[Recorded data]
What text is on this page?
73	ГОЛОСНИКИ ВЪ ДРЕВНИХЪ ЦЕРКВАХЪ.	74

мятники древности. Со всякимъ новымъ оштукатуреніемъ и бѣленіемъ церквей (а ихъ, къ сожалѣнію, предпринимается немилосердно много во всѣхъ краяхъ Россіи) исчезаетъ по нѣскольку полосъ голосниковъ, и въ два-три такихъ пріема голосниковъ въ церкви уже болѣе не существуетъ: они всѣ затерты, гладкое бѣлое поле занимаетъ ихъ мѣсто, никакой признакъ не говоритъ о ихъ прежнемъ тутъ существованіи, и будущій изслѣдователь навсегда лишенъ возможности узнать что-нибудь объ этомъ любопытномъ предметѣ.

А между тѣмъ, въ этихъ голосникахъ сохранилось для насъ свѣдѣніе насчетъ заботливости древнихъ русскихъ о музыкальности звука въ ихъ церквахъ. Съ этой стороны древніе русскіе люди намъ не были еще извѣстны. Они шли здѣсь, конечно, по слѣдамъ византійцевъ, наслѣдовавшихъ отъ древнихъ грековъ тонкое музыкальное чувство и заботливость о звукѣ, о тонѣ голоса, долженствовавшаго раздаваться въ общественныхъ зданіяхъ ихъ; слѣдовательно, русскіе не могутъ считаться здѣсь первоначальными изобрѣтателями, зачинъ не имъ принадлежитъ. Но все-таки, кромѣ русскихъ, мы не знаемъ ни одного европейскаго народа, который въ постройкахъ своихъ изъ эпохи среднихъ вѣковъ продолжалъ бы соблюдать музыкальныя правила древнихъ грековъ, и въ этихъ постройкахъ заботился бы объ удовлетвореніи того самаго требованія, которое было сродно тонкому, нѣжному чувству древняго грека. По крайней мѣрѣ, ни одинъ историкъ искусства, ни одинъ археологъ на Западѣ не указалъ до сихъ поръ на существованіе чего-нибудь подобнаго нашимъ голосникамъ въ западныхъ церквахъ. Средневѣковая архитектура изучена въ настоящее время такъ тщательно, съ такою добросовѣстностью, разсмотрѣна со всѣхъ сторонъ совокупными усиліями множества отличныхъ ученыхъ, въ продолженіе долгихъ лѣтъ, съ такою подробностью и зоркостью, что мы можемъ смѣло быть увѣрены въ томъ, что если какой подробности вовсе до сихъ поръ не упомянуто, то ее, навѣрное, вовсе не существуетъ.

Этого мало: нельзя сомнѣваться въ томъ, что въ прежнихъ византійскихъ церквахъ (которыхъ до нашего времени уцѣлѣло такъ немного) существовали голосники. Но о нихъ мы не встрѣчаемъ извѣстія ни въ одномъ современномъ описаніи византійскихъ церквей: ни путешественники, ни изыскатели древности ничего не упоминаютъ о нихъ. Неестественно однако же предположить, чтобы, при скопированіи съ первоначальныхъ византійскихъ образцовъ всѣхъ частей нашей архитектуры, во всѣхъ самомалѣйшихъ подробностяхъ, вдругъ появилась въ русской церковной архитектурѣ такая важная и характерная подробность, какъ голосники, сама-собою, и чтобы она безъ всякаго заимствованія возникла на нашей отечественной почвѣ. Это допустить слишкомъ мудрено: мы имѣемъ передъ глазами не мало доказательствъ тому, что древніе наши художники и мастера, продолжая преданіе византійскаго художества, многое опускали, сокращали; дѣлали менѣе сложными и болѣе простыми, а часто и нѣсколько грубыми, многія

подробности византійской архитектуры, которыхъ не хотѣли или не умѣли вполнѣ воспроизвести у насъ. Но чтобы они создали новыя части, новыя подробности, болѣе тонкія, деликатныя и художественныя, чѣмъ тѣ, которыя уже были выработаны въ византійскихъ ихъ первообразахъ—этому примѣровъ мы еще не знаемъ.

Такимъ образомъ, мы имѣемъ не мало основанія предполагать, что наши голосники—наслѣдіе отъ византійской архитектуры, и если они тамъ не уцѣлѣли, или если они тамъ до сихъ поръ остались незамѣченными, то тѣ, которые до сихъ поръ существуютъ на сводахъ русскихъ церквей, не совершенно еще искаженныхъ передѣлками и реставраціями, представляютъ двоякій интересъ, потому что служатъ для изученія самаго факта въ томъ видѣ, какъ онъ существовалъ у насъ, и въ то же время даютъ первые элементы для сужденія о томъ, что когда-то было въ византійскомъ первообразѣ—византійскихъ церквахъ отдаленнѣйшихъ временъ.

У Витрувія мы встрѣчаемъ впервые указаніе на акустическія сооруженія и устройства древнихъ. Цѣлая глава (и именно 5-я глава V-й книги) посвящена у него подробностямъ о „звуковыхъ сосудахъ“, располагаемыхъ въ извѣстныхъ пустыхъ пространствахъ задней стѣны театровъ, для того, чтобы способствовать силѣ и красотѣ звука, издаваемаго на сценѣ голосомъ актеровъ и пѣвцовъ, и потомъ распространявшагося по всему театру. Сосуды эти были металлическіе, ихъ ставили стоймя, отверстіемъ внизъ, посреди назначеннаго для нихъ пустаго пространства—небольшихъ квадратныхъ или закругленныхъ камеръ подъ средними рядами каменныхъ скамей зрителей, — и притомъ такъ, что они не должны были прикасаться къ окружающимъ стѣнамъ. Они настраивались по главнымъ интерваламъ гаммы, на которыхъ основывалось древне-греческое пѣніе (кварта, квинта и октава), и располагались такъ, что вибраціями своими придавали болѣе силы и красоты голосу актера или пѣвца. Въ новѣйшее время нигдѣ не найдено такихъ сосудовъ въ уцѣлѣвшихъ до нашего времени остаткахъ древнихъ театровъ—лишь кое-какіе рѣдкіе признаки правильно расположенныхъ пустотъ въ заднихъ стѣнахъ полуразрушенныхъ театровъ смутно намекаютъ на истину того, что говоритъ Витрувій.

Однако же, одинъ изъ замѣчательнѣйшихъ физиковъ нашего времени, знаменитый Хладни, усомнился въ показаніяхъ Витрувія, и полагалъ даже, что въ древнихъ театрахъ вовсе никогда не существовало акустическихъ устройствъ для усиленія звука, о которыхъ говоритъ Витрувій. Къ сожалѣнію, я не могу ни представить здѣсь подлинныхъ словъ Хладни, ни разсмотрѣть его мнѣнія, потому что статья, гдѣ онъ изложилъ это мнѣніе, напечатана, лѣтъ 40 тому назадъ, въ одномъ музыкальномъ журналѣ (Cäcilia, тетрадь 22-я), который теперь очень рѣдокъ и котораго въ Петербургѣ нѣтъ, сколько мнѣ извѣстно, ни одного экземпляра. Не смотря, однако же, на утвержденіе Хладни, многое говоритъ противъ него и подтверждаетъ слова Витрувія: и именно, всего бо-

### Task objective
Print out every entry, keeping each one exact.

### Full output
What text is on this page?
73	ГОЛОСНИКИ ВЪ ДРЕВНИХЪ ЦЕРКВАХЪ.	74

мятники древности. Со всякимъ новымъ оштукатуреніемъ и бѣленіемъ церквей (а ихъ, къ сожалѣнію, предпринимается немилосердно много во всѣхъ краяхъ Россіи) исчезаетъ по нѣскольку полосъ голосниковъ, и въ два-три такихъ пріема голосниковъ въ церкви уже болѣе не существуетъ: они всѣ затерты, гладкое бѣлое поле занимаетъ ихъ мѣсто, никакой признакъ не говоритъ о ихъ прежнемъ тутъ существованіи, и будущій изслѣдователь навсегда лишенъ возможности узнать что-нибудь объ этомъ любопытномъ предметѣ.

А между тѣмъ, въ этихъ голосникахъ сохранилось для насъ свѣдѣніе насчетъ заботливости древнихъ русскихъ о музыкальности звука въ ихъ церквахъ. Съ этой стороны древніе русскіе люди намъ не были еще извѣстны. Они шли здѣсь, конечно, по слѣдамъ византійцевъ, наслѣдовавшихъ отъ древнихъ грековъ тонкое музыкальное чувство и заботливость о звукѣ, о тонѣ голоса, долженствовавшаго раздаваться въ общественныхъ зданіяхъ ихъ; слѣдовательно, русскіе не могутъ считаться здѣсь первоначальными изобрѣтателями, зачинъ не имъ принадлежитъ. Но все-таки, кромѣ русскихъ, мы не знаемъ ни одного европейскаго народа, который въ постройкахъ своихъ изъ эпохи среднихъ вѣковъ продолжалъ бы соблюдать музыкальныя правила древнихъ грековъ, и въ этихъ постройкахъ заботился бы объ удовлетвореніи того самаго требованія, которое было сродно тонкому, нѣжному чувству древняго грека. По крайней мѣрѣ, ни одинъ историкъ искусства, ни одинъ археологъ на Западѣ не указалъ до сихъ поръ на существованіе чего-нибудь подобнаго нашимъ голосникамъ въ западныхъ церквахъ. Средневѣковая архитектура изучена въ настоящее время такъ тщательно, съ такою добросовѣстностью, разсмотрѣна со всѣхъ сторонъ совокупными усиліями множества отличныхъ ученыхъ, въ продолженіе долгихъ лѣтъ, съ такою подробностью и зоркостью, что мы можемъ смѣло быть увѣрены въ томъ, что если какой подробности вовсе до сихъ поръ не упомянуто, то ее, навѣрное, вовсе не существуетъ.

Этого мало: нельзя сомнѣваться въ томъ, что въ прежнихъ византійскихъ церквахъ (которыхъ до нашего времени уцѣлѣло такъ немного) существовали голосники. Но о нихъ мы не встрѣчаемъ извѣстія ни въ одномъ современномъ описаніи византійскихъ церквей: ни путешественники, ни изыскатели древности ничего не упоминаютъ о нихъ. Неестественно однако же предположить, чтобы, при скопированіи съ первоначальныхъ византійскихъ образцовъ всѣхъ частей нашей архитектуры, во всѣхъ самомалѣйшихъ подробностяхъ, вдругъ появилась въ русской церковной архитектурѣ такая важная и характерная подробность, какъ голосники, сама-собою, и чтобы она безъ всякаго заимствованія возникла на нашей отечественной почвѣ. Это допустить слишкомъ мудрено: мы имѣемъ передъ глазами не мало доказательствъ тому, что древніе наши художники и мастера, продолжая преданіе византійскаго художества, многое опускали, сокращали; дѣлали менѣе сложными и болѣе простыми, а часто и нѣсколько грубыми, многія

подробности византійской архитектуры, которыхъ не хотѣли или не умѣли вполнѣ воспроизвести у насъ. Но чтобы они создали новыя части, новыя подробности, болѣе тонкія, деликатныя и художественныя, чѣмъ тѣ, которыя уже были выработаны въ византійскихъ ихъ первообразахъ—этому примѣровъ мы еще не знаемъ.

Такимъ образомъ, мы имѣемъ не мало основанія предполагать, что наши голосники—наслѣдіе отъ византійской архитектуры, и если они тамъ не уцѣлѣли, или если они тамъ до сихъ поръ остались незамѣченными, то тѣ, которые до сихъ поръ существуютъ на сводахъ русскихъ церквей, не совершенно еще искаженныхъ передѣлками и реставраціями, представляютъ двоякій интересъ, потому что служатъ для изученія самаго факта въ томъ видѣ, какъ онъ существовалъ у насъ, и въ то же время даютъ первые элементы для сужденія о томъ, что когда-то было въ византійскомъ первообразѣ—византійскихъ церквахъ отдаленнѣйшихъ временъ.

У Витрувія мы встрѣчаемъ впервые указаніе на акустическія сооруженія и устройства древнихъ. Цѣлая глава (и именно 5-я глава V-й книги) посвящена у него подробностямъ о „звуковыхъ сосудахъ“, располагаемыхъ въ извѣстныхъ пустыхъ пространствахъ задней стѣны театровъ, для того, чтобы способствовать силѣ и красотѣ звука, издаваемаго на сценѣ голосомъ актеровъ и пѣвцовъ, и потомъ распространявшагося по всему театру. Сосуды эти были металлическіе, ихъ ставили стоймя, отверстіемъ внизъ, посреди назначеннаго для нихъ пустаго пространства—небольшихъ квадратныхъ или закругленныхъ камеръ подъ средними рядами каменныхъ скамей зрителей, — и притомъ такъ, что они не должны были прикасаться къ окружающимъ стѣнамъ. Они настраивались по главнымъ интерваламъ гаммы, на которыхъ основывалось древне-греческое пѣніе (кварта, квинта и октава), и располагались такъ, что вибраціями своими придавали болѣе силы и красоты голосу актера или пѣвца. Въ новѣйшее время нигдѣ не найдено такихъ сосудовъ въ уцѣлѣвшихъ до нашего времени остаткахъ древнихъ театровъ—лишь кое-какіе рѣдкіе признаки правильно расположенныхъ пустотъ въ заднихъ стѣнахъ полуразрушенныхъ театровъ смутно намекаютъ на истину того, что говоритъ Витрувій.

Однако же, одинъ изъ замѣчательнѣйшихъ физиковъ нашего времени, знаменитый Хладни, усомнился въ показаніяхъ Витрувія, и полагалъ даже, что въ древнихъ театрахъ вовсе никогда не существовало акустическихъ устройствъ для усиленія звука, о которыхъ говоритъ Витрувій. Къ сожалѣнію, я не могу ни представить здѣсь подлинныхъ словъ Хладни, ни разсмотрѣть его мнѣнія, потому что статья, гдѣ онъ изложилъ это мнѣніе, напечатана, лѣтъ 40 тому назадъ, въ одномъ музыкальномъ журналѣ (Cäcilia, тетрадь 22-я), который теперь очень рѣдокъ и котораго въ Петербургѣ нѣтъ, сколько мнѣ извѣстно, ни одного экземпляра. Не смотря, однако же, на утвержденіе Хладни, многое говоритъ противъ него и подтверждаетъ слова Витрувія: и именно, всего бо-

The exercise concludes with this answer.